Return the listing below in full, with every line exactly as it is.
────
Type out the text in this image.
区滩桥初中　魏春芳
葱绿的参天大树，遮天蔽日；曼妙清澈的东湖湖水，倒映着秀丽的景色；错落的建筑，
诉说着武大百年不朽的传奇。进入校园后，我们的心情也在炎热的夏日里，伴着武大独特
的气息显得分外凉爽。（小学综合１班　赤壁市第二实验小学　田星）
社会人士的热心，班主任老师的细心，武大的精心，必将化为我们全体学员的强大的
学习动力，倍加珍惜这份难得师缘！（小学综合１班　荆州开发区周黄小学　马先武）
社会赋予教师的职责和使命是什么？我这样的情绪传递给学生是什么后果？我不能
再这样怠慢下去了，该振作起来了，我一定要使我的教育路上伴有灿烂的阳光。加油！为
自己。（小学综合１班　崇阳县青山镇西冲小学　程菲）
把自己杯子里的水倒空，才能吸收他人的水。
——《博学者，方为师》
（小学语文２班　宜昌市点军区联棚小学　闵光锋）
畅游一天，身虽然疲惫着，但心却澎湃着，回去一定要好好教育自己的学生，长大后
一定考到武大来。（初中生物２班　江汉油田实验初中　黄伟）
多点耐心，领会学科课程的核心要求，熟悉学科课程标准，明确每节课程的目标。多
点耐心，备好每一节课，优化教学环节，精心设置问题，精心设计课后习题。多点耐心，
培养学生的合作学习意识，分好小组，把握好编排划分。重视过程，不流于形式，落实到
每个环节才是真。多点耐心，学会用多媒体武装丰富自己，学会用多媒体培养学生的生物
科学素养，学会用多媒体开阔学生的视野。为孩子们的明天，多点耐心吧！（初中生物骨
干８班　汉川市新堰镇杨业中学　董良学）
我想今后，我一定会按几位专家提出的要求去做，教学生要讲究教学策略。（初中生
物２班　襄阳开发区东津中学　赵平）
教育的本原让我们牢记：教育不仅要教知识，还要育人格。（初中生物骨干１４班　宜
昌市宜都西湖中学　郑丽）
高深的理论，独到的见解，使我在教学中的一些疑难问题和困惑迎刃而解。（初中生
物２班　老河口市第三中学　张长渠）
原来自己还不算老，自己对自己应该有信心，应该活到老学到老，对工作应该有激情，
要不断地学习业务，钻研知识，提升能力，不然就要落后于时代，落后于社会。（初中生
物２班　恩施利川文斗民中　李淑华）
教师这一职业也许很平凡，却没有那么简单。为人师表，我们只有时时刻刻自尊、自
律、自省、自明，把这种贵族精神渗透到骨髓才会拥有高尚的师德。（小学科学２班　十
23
────
◆ SOLUTION TO THE PROBLEM
Type out the text in this image.
区滩桥初中　魏春芳
葱绿的参天大树，遮天蔽日；曼妙清澈的东湖湖水，倒映着秀丽的景色；错落的建筑，
诉说着武大百年不朽的传奇。进入校园后，我们的心情也在炎热的夏日里，伴着武大独特
的气息显得分外凉爽。（小学综合１班　赤壁市第二实验小学　田星）
社会人士的热心，班主任老师的细心，武大的精心，必将化为我们全体学员的强大的
学习动力，倍加珍惜这份难得师缘！（小学综合１班　荆州开发区周黄小学　马先武）
社会赋予教师的职责和使命是什么？我这样的情绪传递给学生是什么后果？我不能
再这样怠慢下去了，该振作起来了，我一定要使我的教育路上伴有灿烂的阳光。加油！为
自己。（小学综合１班　崇阳县青山镇西冲小学　程菲）
把自己杯子里的水倒空，才能吸收他人的水。
——《博学者，方为师》
（小学语文２班　宜昌市点军区联棚小学　闵光锋）
畅游一天，身虽然疲惫着，但心却澎湃着，回去一定要好好教育自己的学生，长大后
一定考到武大来。（初中生物２班　江汉油田实验初中　黄伟）
多点耐心，领会学科课程的核心要求，熟悉学科课程标准，明确每节课程的目标。多
点耐心，备好每一节课，优化教学环节，精心设置问题，精心设计课后习题。多点耐心，
培养学生的合作学习意识，分好小组，把握好编排划分。重视过程，不流于形式，落实到
每个环节才是真。多点耐心，学会用多媒体武装丰富自己，学会用多媒体培养学生的生物
科学素养，学会用多媒体开阔学生的视野。为孩子们的明天，多点耐心吧！（初中生物骨
干８班　汉川市新堰镇杨业中学　董良学）
我想今后，我一定会按几位专家提出的要求去做，教学生要讲究教学策略。（初中生
物２班　襄阳开发区东津中学　赵平）
教育的本原让我们牢记：教育不仅要教知识，还要育人格。（初中生物骨干１４班　宜
昌市宜都西湖中学　郑丽）
高深的理论，独到的见解，使我在教学中的一些疑难问题和困惑迎刃而解。（初中生
物２班　老河口市第三中学　张长渠）
原来自己还不算老，自己对自己应该有信心，应该活到老学到老，对工作应该有激情，
要不断地学习业务，钻研知识，提升能力，不然就要落后于时代，落后于社会。（初中生
物２班　恩施利川文斗民中　李淑华）
教师这一职业也许很平凡，却没有那么简单。为人师表，我们只有时时刻刻自尊、自
律、自省、自明，把这种贵族精神渗透到骨髓才会拥有高尚的师德。（小学科学２班　十
23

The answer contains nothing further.